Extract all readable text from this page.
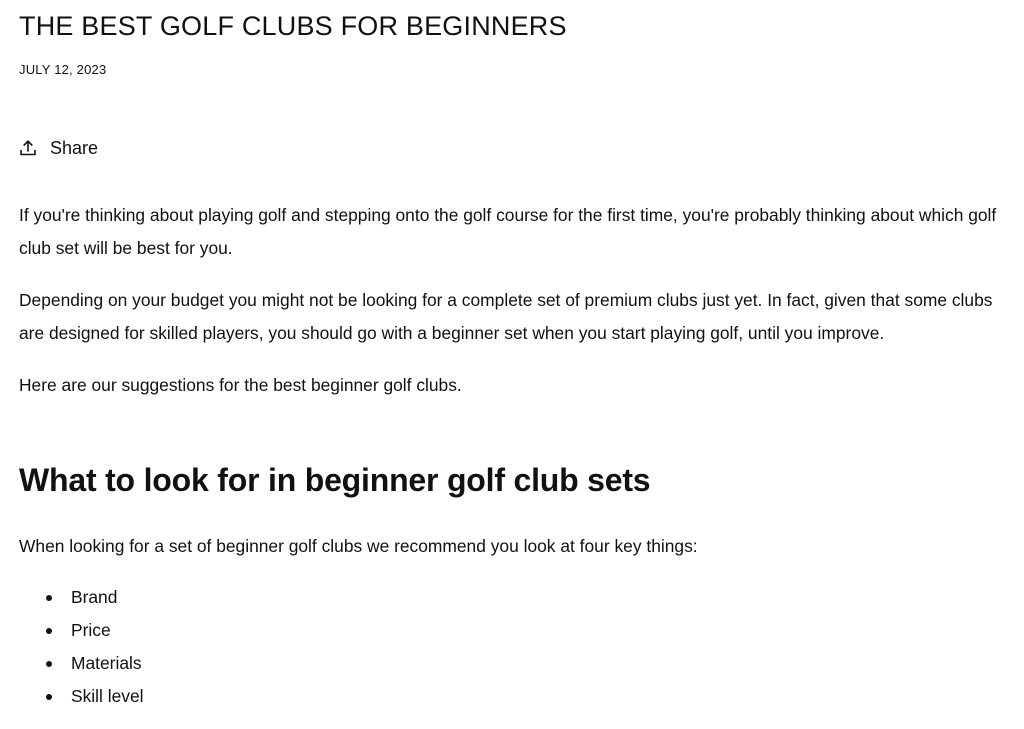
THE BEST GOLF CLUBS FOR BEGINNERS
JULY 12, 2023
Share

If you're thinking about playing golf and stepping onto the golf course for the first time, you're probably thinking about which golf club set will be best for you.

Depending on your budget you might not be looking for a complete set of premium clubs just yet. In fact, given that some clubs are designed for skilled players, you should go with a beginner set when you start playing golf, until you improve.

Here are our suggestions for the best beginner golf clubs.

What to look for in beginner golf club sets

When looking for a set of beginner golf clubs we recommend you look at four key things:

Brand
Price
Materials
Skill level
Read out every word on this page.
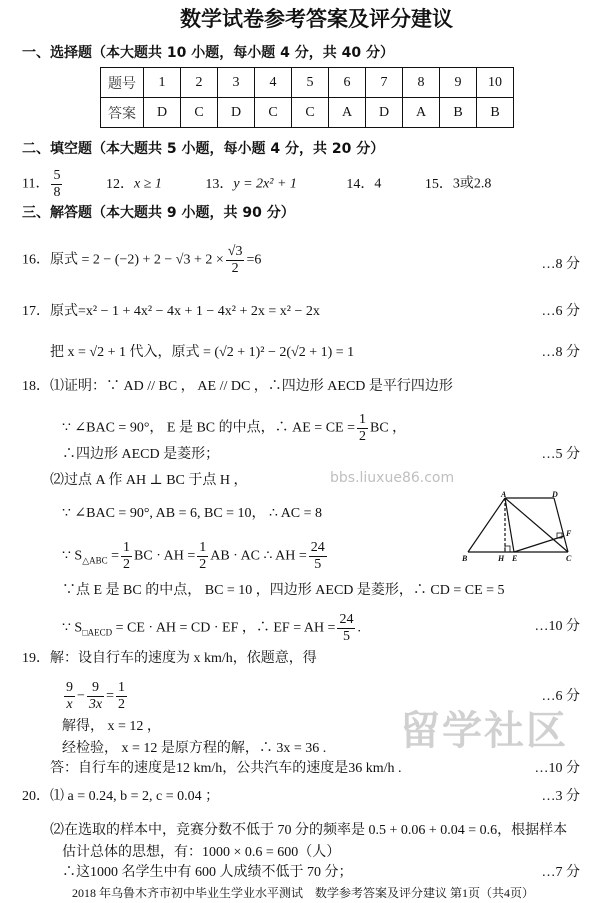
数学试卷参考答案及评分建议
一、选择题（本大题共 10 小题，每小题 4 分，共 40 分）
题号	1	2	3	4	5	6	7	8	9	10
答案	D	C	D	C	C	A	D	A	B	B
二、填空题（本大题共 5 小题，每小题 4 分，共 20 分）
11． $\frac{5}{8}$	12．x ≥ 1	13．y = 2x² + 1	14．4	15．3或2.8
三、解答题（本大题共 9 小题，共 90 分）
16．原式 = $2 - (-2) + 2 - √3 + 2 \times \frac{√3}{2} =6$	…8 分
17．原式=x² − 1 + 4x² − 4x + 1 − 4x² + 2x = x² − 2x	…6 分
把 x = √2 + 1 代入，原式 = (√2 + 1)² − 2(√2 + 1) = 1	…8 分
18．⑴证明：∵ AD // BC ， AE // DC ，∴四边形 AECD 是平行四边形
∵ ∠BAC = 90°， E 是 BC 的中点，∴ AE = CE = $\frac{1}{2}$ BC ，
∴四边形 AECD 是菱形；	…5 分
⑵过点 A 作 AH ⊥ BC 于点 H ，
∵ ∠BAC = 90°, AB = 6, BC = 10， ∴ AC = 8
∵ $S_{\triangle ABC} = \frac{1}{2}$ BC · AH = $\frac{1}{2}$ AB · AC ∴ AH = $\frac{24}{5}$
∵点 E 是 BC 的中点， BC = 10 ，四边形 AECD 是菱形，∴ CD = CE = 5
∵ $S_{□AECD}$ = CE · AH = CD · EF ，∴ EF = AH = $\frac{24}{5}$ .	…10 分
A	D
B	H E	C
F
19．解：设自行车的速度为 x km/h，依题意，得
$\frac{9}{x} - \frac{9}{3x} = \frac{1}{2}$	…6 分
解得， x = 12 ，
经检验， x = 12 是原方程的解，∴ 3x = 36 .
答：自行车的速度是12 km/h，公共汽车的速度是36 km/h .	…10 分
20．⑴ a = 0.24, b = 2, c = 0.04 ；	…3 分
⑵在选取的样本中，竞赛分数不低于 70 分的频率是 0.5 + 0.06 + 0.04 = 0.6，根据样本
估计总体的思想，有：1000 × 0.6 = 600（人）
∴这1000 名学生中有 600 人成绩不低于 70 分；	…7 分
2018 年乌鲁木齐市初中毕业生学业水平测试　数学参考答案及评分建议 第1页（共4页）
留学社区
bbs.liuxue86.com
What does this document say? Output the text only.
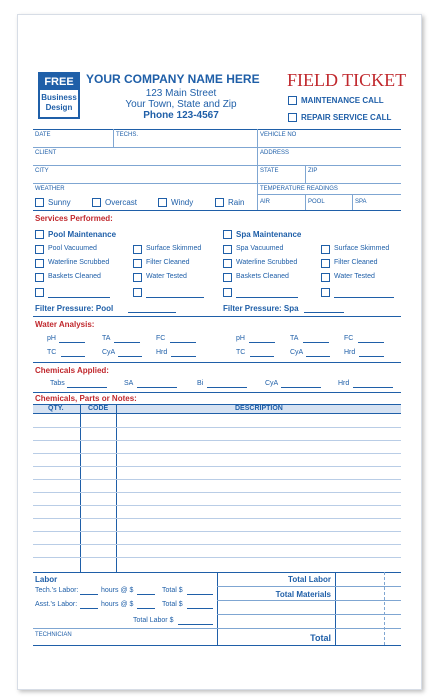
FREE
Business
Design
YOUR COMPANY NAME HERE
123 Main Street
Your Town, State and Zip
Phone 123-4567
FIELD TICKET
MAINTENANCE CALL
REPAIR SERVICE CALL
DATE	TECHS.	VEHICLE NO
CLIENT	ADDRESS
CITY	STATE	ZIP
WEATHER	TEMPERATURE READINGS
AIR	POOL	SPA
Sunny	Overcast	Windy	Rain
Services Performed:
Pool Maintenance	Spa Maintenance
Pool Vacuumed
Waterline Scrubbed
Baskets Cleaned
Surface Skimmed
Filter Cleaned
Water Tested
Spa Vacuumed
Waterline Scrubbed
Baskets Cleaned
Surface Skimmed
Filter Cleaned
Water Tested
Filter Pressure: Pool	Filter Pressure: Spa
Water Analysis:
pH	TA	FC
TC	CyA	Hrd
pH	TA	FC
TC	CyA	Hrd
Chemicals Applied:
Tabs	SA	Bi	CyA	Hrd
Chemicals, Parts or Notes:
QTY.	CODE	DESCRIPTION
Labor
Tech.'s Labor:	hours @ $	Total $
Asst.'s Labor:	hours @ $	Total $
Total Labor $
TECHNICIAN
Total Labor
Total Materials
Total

### Set task
Pull out all lines from the listing that contain the string "Chemicals".

### Written solution
Chemicals Applied:
Chemicals, Parts or Notes:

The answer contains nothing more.